◆ PROBLEM STATEMENT ◆
Reproduce every row below character for character, in the same order and with the same line breaks.

◆ TASK MATERIAL ◆
#####
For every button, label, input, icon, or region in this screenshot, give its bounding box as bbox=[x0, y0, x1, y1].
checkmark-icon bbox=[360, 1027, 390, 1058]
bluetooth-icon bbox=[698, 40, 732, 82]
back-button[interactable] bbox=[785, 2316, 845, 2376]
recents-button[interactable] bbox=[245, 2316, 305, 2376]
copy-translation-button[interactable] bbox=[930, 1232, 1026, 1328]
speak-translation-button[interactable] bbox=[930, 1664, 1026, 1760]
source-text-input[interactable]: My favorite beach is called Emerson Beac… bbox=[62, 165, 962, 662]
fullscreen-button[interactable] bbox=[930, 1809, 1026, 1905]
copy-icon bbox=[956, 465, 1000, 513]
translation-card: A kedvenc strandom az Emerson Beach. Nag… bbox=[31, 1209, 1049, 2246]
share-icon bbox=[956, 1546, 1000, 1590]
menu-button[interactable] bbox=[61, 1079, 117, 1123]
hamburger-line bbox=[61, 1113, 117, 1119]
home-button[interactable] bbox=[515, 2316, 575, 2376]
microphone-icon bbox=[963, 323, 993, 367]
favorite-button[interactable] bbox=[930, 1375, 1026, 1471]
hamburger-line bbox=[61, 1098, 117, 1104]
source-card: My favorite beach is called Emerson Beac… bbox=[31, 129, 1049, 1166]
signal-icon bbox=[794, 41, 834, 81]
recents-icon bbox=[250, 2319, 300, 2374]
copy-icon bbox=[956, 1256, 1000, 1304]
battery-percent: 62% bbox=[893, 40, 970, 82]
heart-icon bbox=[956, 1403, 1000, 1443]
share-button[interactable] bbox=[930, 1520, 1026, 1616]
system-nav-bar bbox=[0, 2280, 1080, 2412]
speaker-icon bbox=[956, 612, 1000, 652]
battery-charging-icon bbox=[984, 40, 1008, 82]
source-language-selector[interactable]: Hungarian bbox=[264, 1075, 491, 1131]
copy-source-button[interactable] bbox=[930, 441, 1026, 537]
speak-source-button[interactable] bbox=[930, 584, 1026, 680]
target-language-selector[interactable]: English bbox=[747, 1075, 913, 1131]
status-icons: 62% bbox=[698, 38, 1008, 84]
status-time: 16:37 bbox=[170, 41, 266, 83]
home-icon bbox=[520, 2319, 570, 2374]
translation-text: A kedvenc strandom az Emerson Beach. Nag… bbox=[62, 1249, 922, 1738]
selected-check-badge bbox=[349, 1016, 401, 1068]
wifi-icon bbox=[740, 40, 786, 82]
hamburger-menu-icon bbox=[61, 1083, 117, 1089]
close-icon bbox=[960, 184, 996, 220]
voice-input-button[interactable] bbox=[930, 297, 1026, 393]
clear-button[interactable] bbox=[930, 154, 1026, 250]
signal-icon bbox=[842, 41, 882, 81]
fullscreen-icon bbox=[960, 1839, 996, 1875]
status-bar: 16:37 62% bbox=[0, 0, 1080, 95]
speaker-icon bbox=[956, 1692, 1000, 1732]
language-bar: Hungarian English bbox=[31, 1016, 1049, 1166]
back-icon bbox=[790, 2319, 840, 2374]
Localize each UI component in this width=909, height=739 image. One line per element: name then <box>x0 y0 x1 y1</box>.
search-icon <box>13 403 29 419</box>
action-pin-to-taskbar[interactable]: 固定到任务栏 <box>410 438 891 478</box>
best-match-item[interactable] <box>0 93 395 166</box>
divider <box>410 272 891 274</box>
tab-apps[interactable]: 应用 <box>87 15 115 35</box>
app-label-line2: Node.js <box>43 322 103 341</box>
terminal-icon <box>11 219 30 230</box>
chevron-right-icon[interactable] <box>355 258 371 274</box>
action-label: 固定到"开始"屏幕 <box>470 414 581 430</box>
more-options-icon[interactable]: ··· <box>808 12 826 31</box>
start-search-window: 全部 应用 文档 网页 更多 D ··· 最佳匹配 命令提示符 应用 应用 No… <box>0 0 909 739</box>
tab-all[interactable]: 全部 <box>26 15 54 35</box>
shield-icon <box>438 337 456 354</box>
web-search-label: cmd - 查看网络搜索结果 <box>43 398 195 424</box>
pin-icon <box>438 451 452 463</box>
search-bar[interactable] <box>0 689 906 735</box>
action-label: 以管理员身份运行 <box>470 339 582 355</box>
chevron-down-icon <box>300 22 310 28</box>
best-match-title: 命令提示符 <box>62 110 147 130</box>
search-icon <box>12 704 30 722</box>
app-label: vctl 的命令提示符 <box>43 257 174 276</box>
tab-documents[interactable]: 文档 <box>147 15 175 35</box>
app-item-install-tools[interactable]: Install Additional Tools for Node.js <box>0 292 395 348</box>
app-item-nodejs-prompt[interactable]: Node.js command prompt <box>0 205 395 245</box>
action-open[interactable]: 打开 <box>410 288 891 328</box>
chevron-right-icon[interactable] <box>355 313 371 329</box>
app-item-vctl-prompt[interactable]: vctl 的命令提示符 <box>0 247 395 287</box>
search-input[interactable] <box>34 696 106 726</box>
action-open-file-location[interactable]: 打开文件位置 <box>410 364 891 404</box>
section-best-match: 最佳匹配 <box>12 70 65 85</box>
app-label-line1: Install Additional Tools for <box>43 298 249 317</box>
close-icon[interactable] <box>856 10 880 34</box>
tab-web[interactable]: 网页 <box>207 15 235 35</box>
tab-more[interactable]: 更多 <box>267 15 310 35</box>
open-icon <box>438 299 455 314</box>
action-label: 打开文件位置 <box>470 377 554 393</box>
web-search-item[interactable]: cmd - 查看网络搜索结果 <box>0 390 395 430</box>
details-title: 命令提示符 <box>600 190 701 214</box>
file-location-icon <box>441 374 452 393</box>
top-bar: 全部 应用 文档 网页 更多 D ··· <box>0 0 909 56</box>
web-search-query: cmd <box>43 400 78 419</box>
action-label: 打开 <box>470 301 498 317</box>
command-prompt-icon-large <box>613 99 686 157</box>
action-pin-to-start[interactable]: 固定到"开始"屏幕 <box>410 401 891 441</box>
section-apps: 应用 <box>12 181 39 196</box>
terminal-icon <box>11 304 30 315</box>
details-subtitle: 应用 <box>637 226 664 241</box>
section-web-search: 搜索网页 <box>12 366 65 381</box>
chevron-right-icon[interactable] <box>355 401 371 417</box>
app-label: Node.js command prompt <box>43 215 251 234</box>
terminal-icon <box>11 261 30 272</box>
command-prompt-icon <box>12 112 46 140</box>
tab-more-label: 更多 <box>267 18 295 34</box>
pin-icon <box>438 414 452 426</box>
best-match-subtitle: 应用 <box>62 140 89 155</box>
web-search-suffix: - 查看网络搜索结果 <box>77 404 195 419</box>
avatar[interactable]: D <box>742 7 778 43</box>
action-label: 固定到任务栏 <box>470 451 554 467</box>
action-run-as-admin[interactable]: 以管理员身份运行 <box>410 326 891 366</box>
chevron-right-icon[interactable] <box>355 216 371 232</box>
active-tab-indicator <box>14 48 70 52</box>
#####
◆ EXERCISE SOLUTION ◆
For every button, label, input, icon, or region in this screenshot, give its bounding box as bbox=[x0, y0, x1, y1].
checkmark-icon bbox=[360, 1027, 390, 1058]
bluetooth-icon bbox=[698, 40, 732, 82]
back-button[interactable] bbox=[785, 2316, 845, 2376]
recents-button[interactable] bbox=[245, 2316, 305, 2376]
copy-translation-button[interactable] bbox=[930, 1232, 1026, 1328]
speak-translation-button[interactable] bbox=[930, 1664, 1026, 1760]
source-text-input[interactable]: My favorite beach is called Emerson Beac… bbox=[62, 165, 962, 662]
fullscreen-button[interactable] bbox=[930, 1809, 1026, 1905]
copy-icon bbox=[956, 465, 1000, 513]
translation-card: A kedvenc strandom az Emerson Beach. Nag… bbox=[31, 1209, 1049, 2246]
share-icon bbox=[956, 1546, 1000, 1590]
menu-button[interactable] bbox=[61, 1079, 117, 1123]
hamburger-line bbox=[61, 1113, 117, 1119]
home-button[interactable] bbox=[515, 2316, 575, 2376]
microphone-icon bbox=[963, 323, 993, 367]
favorite-button[interactable] bbox=[930, 1375, 1026, 1471]
hamburger-line bbox=[61, 1098, 117, 1104]
source-card: My favorite beach is called Emerson Beac… bbox=[31, 129, 1049, 1166]
signal-icon bbox=[794, 41, 834, 81]
recents-icon bbox=[250, 2319, 300, 2374]
copy-icon bbox=[956, 1256, 1000, 1304]
battery-percent: 62% bbox=[893, 40, 970, 82]
heart-icon bbox=[956, 1403, 1000, 1443]
share-button[interactable] bbox=[930, 1520, 1026, 1616]
system-nav-bar bbox=[0, 2280, 1080, 2412]
speaker-icon bbox=[956, 612, 1000, 652]
battery-charging-icon bbox=[984, 40, 1008, 82]
source-language-selector[interactable]: Hungarian bbox=[264, 1075, 491, 1131]
copy-source-button[interactable] bbox=[930, 441, 1026, 537]
speak-source-button[interactable] bbox=[930, 584, 1026, 680]
target-language-selector[interactable]: English bbox=[747, 1075, 913, 1131]
status-icons: 62% bbox=[698, 38, 1008, 84]
status-time: 16:37 bbox=[170, 41, 266, 83]
home-icon bbox=[520, 2319, 570, 2374]
translation-text: A kedvenc strandom az Emerson Beach. Nag… bbox=[62, 1249, 922, 1738]
selected-check-badge bbox=[349, 1016, 401, 1068]
wifi-icon bbox=[740, 40, 786, 82]
hamburger-menu-icon bbox=[61, 1083, 117, 1089]
close-icon bbox=[960, 184, 996, 220]
voice-input-button[interactable] bbox=[930, 297, 1026, 393]
clear-button[interactable] bbox=[930, 154, 1026, 250]
signal-icon bbox=[842, 41, 882, 81]
fullscreen-icon bbox=[960, 1839, 996, 1875]
status-bar: 16:37 62% bbox=[0, 0, 1080, 95]
speaker-icon bbox=[956, 1692, 1000, 1732]
language-bar: Hungarian English bbox=[31, 1016, 1049, 1166]
back-icon bbox=[790, 2319, 840, 2374]
Localize each UI component in this width=909, height=739 image. One line per element: name then <box>x0 y0 x1 y1</box>.
search-icon <box>13 403 29 419</box>
action-pin-to-taskbar[interactable]: 固定到任务栏 <box>410 438 891 478</box>
best-match-item[interactable] <box>0 93 395 166</box>
divider <box>410 272 891 274</box>
tab-apps[interactable]: 应用 <box>87 15 115 35</box>
app-label-line2: Node.js <box>43 322 103 341</box>
terminal-icon <box>11 219 30 230</box>
chevron-right-icon[interactable] <box>355 258 371 274</box>
action-label: 固定到"开始"屏幕 <box>470 414 581 430</box>
more-options-icon[interactable]: ··· <box>808 12 826 31</box>
start-search-window: 全部 应用 文档 网页 更多 D ··· 最佳匹配 命令提示符 应用 应用 No… <box>0 0 909 739</box>
tab-all[interactable]: 全部 <box>26 15 54 35</box>
shield-icon <box>438 337 456 354</box>
web-search-label: cmd - 查看网络搜索结果 <box>43 398 195 424</box>
pin-icon <box>438 451 452 463</box>
search-bar[interactable] <box>0 689 906 735</box>
action-label: 以管理员身份运行 <box>470 339 582 355</box>
chevron-down-icon <box>300 22 310 28</box>
best-match-title: 命令提示符 <box>62 110 147 130</box>
search-icon <box>12 704 30 722</box>
app-label: vctl 的命令提示符 <box>43 257 174 276</box>
tab-documents[interactable]: 文档 <box>147 15 175 35</box>
app-item-install-tools[interactable]: Install Additional Tools for Node.js <box>0 292 395 348</box>
app-item-nodejs-prompt[interactable]: Node.js command prompt <box>0 205 395 245</box>
action-open[interactable]: 打开 <box>410 288 891 328</box>
chevron-right-icon[interactable] <box>355 313 371 329</box>
app-item-vctl-prompt[interactable]: vctl 的命令提示符 <box>0 247 395 287</box>
search-input[interactable] <box>34 696 106 726</box>
action-open-file-location[interactable]: 打开文件位置 <box>410 364 891 404</box>
section-best-match: 最佳匹配 <box>12 70 65 85</box>
app-label-line1: Install Additional Tools for <box>43 298 249 317</box>
close-icon[interactable] <box>856 10 880 34</box>
tab-web[interactable]: 网页 <box>207 15 235 35</box>
tab-more[interactable]: 更多 <box>267 15 310 35</box>
open-icon <box>438 299 455 314</box>
action-label: 打开文件位置 <box>470 377 554 393</box>
web-search-item[interactable]: cmd - 查看网络搜索结果 <box>0 390 395 430</box>
details-title: 命令提示符 <box>600 190 701 214</box>
file-location-icon <box>441 374 452 393</box>
top-bar: 全部 应用 文档 网页 更多 D ··· <box>0 0 909 56</box>
web-search-query: cmd <box>43 400 78 419</box>
action-label: 打开 <box>470 301 498 317</box>
command-prompt-icon-large <box>613 99 686 157</box>
action-pin-to-start[interactable]: 固定到"开始"屏幕 <box>410 401 891 441</box>
section-apps: 应用 <box>12 181 39 196</box>
terminal-icon <box>11 304 30 315</box>
details-subtitle: 应用 <box>637 226 664 241</box>
section-web-search: 搜索网页 <box>12 366 65 381</box>
chevron-right-icon[interactable] <box>355 401 371 417</box>
app-label: Node.js command prompt <box>43 215 251 234</box>
terminal-icon <box>11 261 30 272</box>
command-prompt-icon <box>12 112 46 140</box>
tab-more-label: 更多 <box>267 18 295 34</box>
pin-icon <box>438 414 452 426</box>
best-match-subtitle: 应用 <box>62 140 89 155</box>
web-search-suffix: - 查看网络搜索结果 <box>77 404 195 419</box>
avatar[interactable]: D <box>742 7 778 43</box>
action-label: 固定到任务栏 <box>470 451 554 467</box>
action-run-as-admin[interactable]: 以管理员身份运行 <box>410 326 891 366</box>
chevron-right-icon[interactable] <box>355 216 371 232</box>
active-tab-indicator <box>14 48 70 52</box>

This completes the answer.